**Problem statement**
Every line that contains the word "title" should be copied out.

**Listed records**

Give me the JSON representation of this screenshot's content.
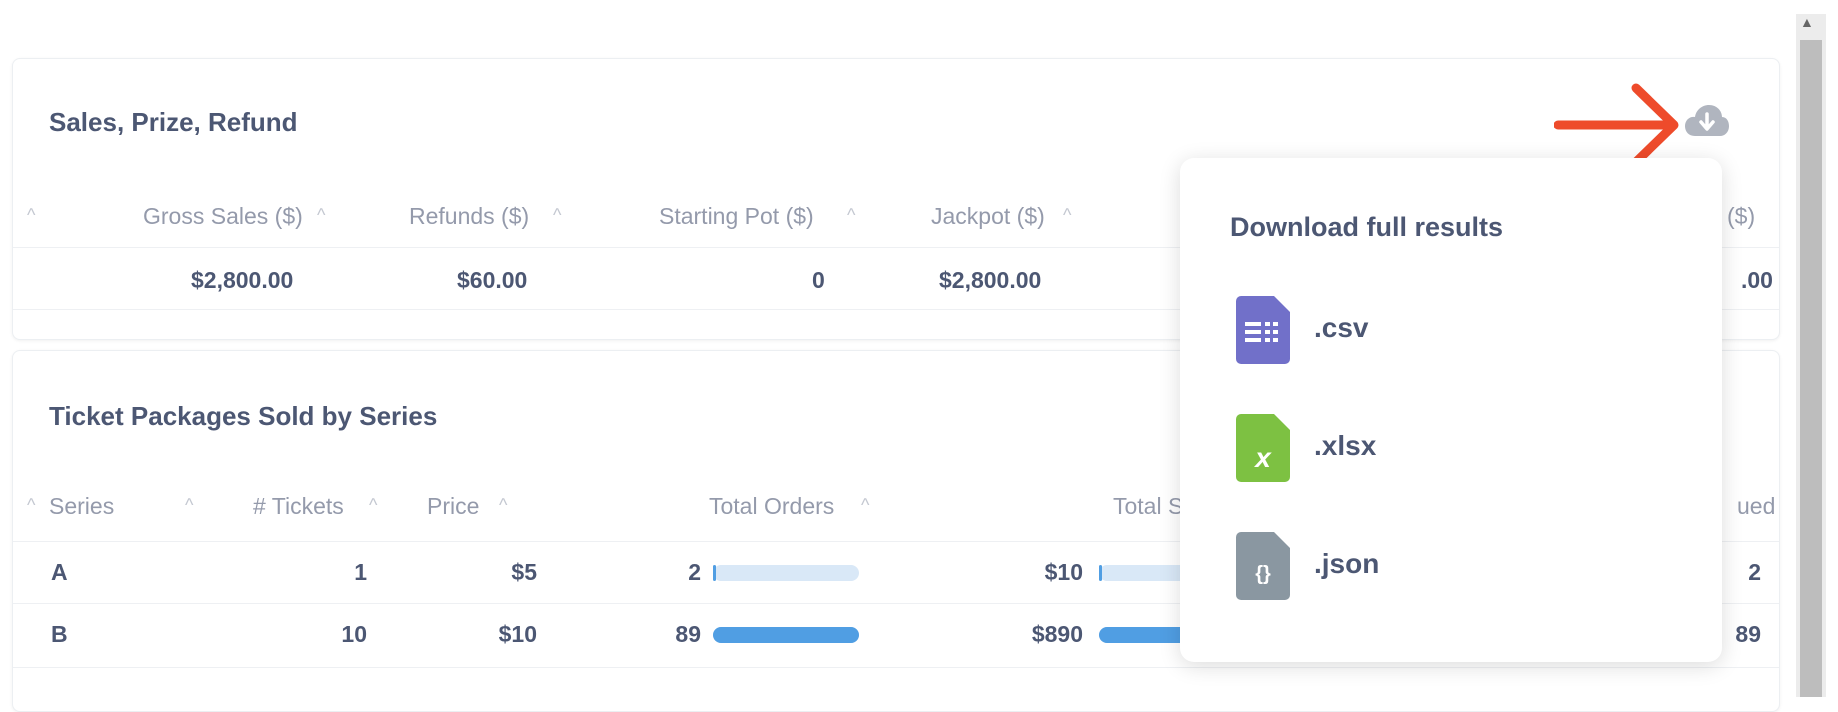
{
  "card1": {
    "title": "Sales, Prize, Refund",
    "columns": [
      "Gross Sales ($)",
      "Refunds ($)",
      "Starting Pot ($)",
      "Jackpot ($)",
      "($)"
    ],
    "row": [
      "$2,800.00",
      "$60.00",
      "0",
      "$2,800.00",
      ".00"
    ]
  },
  "card2": {
    "title": "Ticket Packages Sold by Series",
    "columns": [
      "Series",
      "# Tickets",
      "Price",
      "Total Orders",
      "Total S",
      "ued"
    ],
    "rows": [
      {
        "series": "A",
        "tickets": "1",
        "price": "$5",
        "orders": "2",
        "orders_fraction": 0.02,
        "sales": "$10",
        "sales_fraction": 0.02,
        "last": "2"
      },
      {
        "series": "B",
        "tickets": "10",
        "price": "$10",
        "orders": "89",
        "orders_fraction": 1.0,
        "sales": "$890",
        "sales_fraction": 1.0,
        "last": "89"
      }
    ]
  },
  "popover": {
    "title": "Download full results",
    "options": [
      {
        "label": ".csv",
        "icon": "csv-file-icon",
        "glyph": "☷",
        "color": "#7170c9"
      },
      {
        "label": ".xlsx",
        "icon": "xlsx-file-icon",
        "glyph": "x",
        "color": "#7dc142"
      },
      {
        "label": ".json",
        "icon": "json-file-icon",
        "glyph": "{}",
        "color": "#8a97a1"
      }
    ]
  },
  "icons": {
    "download": "cloud-download-icon",
    "annotation": "red-arrow-icon",
    "sort": "caret-up-icon"
  },
  "colors": {
    "bar": "#509ee3",
    "bar_track": "#d9e8f7",
    "arrow": "#ee4b2b"
  }
}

**Exercise solution**
    "title": "Sales, Prize, Refund",
    "title": "Ticket Packages Sold by Series",
    "title": "Download full results",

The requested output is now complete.